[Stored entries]
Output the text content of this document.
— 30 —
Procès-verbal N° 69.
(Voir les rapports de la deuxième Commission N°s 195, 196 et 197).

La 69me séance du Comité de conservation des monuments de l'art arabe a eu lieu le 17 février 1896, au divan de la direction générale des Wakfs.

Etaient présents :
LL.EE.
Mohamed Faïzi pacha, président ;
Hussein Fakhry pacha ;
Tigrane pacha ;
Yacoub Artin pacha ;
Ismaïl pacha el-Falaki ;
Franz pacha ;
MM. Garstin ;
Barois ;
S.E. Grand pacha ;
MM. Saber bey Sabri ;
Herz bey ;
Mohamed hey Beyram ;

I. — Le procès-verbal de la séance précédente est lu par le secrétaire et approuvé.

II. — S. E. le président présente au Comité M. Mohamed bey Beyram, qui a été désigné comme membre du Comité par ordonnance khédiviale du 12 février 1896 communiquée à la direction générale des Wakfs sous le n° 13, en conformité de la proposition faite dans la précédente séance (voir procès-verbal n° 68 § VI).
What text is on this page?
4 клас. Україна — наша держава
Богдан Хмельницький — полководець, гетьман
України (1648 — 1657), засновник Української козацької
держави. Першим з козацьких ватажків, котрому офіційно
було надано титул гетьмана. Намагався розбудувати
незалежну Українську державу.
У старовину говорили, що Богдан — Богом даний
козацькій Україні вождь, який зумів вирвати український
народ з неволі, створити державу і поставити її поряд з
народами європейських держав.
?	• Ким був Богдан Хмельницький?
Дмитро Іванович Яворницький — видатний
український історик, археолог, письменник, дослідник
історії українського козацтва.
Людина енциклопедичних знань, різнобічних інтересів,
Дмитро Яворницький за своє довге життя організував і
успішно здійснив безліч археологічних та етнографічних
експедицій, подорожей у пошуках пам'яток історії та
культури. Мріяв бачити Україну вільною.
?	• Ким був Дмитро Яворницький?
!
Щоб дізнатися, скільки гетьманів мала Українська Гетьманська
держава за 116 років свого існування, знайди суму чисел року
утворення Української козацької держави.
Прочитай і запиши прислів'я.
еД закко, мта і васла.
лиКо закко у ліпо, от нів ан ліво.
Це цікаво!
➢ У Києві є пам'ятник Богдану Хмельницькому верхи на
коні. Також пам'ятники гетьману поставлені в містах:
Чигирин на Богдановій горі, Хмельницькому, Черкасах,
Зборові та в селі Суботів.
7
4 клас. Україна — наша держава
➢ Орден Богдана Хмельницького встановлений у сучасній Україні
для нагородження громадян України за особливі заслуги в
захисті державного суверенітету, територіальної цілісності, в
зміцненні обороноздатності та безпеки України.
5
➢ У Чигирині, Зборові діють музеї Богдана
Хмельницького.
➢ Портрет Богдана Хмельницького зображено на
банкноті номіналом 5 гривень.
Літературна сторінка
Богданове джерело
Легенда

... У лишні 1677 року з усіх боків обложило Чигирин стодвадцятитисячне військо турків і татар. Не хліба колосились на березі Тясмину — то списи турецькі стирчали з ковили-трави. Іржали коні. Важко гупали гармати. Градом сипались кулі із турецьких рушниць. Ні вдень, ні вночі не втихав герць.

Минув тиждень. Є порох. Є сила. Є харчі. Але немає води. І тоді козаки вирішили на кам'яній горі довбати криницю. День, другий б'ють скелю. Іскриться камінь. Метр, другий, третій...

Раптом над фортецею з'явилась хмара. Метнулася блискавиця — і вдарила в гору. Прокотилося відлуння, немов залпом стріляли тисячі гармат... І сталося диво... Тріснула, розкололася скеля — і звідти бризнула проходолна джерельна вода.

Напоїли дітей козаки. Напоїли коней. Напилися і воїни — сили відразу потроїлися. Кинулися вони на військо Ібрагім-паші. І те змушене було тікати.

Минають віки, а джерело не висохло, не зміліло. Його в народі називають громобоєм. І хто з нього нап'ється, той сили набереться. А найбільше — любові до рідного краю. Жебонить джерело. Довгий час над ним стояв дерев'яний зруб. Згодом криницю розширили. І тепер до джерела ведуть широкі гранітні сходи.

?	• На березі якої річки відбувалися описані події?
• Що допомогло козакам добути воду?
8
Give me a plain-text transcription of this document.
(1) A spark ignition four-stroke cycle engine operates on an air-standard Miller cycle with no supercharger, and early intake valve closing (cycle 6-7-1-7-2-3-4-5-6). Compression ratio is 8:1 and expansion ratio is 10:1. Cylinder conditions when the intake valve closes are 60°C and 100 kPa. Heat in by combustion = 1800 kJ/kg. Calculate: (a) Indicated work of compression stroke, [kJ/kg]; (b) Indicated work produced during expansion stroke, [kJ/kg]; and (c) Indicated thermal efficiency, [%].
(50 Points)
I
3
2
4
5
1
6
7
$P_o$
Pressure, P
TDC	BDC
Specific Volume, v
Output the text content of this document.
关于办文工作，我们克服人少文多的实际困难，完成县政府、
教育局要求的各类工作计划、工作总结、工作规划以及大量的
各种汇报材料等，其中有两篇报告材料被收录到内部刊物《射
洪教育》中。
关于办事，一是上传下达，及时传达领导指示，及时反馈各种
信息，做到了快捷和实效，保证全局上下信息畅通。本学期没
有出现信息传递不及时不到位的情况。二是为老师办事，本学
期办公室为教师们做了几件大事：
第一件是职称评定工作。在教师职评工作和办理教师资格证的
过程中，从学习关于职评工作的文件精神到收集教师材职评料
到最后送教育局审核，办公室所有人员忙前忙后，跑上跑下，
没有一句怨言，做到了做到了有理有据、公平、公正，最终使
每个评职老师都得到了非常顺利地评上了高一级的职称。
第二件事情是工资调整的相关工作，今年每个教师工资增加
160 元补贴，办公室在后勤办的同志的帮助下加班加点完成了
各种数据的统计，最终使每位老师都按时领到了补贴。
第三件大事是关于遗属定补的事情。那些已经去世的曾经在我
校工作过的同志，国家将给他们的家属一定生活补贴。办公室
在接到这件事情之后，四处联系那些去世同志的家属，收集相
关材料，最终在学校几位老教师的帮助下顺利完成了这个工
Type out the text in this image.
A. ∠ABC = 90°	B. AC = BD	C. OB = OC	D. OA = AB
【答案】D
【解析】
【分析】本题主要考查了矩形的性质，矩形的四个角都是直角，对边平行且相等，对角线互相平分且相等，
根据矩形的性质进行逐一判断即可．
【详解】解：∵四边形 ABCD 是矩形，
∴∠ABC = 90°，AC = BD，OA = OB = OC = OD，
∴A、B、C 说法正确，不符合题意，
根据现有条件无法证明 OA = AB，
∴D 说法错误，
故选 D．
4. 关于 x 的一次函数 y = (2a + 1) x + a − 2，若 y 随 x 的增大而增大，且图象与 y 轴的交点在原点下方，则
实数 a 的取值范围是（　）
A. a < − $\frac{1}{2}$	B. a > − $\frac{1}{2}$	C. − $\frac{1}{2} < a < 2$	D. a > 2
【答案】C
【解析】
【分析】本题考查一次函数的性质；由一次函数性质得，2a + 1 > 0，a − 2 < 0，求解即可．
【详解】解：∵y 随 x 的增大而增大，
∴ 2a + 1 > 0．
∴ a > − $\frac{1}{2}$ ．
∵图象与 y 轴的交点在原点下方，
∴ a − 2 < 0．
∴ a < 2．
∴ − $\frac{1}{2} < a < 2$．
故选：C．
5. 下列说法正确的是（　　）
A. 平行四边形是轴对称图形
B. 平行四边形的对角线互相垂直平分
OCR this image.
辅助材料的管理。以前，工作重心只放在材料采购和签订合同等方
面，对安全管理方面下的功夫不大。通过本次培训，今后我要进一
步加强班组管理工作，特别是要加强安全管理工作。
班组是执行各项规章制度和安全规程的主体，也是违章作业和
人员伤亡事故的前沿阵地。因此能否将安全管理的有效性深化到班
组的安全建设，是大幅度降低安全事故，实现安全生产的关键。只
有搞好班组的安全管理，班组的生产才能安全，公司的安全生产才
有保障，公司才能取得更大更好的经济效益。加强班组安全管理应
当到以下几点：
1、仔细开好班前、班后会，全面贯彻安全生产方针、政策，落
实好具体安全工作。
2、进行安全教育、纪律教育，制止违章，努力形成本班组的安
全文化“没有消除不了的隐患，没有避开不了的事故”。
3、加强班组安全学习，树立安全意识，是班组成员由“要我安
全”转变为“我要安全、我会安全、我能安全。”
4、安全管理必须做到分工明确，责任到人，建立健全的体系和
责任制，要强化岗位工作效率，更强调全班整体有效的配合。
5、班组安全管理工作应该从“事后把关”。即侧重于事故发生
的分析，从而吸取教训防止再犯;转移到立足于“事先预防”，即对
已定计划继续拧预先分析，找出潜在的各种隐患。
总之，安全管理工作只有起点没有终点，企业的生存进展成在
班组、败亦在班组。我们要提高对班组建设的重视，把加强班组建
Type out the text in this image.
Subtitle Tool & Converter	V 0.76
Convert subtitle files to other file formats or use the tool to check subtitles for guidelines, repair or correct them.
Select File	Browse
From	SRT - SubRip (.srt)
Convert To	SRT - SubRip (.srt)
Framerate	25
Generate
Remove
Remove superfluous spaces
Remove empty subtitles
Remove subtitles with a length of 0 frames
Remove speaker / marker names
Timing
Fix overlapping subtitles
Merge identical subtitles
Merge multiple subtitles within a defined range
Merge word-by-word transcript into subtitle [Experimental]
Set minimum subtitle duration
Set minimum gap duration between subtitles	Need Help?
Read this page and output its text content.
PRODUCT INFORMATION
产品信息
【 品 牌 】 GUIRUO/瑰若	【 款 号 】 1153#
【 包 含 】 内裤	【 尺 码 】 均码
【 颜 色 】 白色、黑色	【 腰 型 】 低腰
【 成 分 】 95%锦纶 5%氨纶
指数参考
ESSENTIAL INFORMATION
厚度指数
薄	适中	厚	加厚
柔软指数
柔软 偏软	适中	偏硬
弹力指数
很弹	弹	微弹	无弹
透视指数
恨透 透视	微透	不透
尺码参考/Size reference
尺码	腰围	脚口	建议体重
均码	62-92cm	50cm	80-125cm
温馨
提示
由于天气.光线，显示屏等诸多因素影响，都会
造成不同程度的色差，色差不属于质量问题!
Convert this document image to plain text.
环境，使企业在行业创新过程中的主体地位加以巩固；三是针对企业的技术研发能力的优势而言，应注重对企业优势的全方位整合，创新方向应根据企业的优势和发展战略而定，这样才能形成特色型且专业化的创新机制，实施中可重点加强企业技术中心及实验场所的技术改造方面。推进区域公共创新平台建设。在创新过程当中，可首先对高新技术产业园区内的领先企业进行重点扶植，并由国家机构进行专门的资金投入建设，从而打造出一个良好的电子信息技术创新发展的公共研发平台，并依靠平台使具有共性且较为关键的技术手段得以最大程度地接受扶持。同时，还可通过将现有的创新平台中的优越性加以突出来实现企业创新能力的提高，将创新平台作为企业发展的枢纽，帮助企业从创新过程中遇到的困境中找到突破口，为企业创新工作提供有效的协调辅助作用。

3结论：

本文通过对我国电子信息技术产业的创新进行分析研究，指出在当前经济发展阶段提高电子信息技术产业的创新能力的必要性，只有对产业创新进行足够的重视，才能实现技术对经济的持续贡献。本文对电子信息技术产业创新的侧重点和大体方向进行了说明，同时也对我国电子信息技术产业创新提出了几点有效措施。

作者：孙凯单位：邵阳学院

- The exercise: For the entries above, count the lines that contain the string "держави", and state that number without further comment.

- Answer below: 2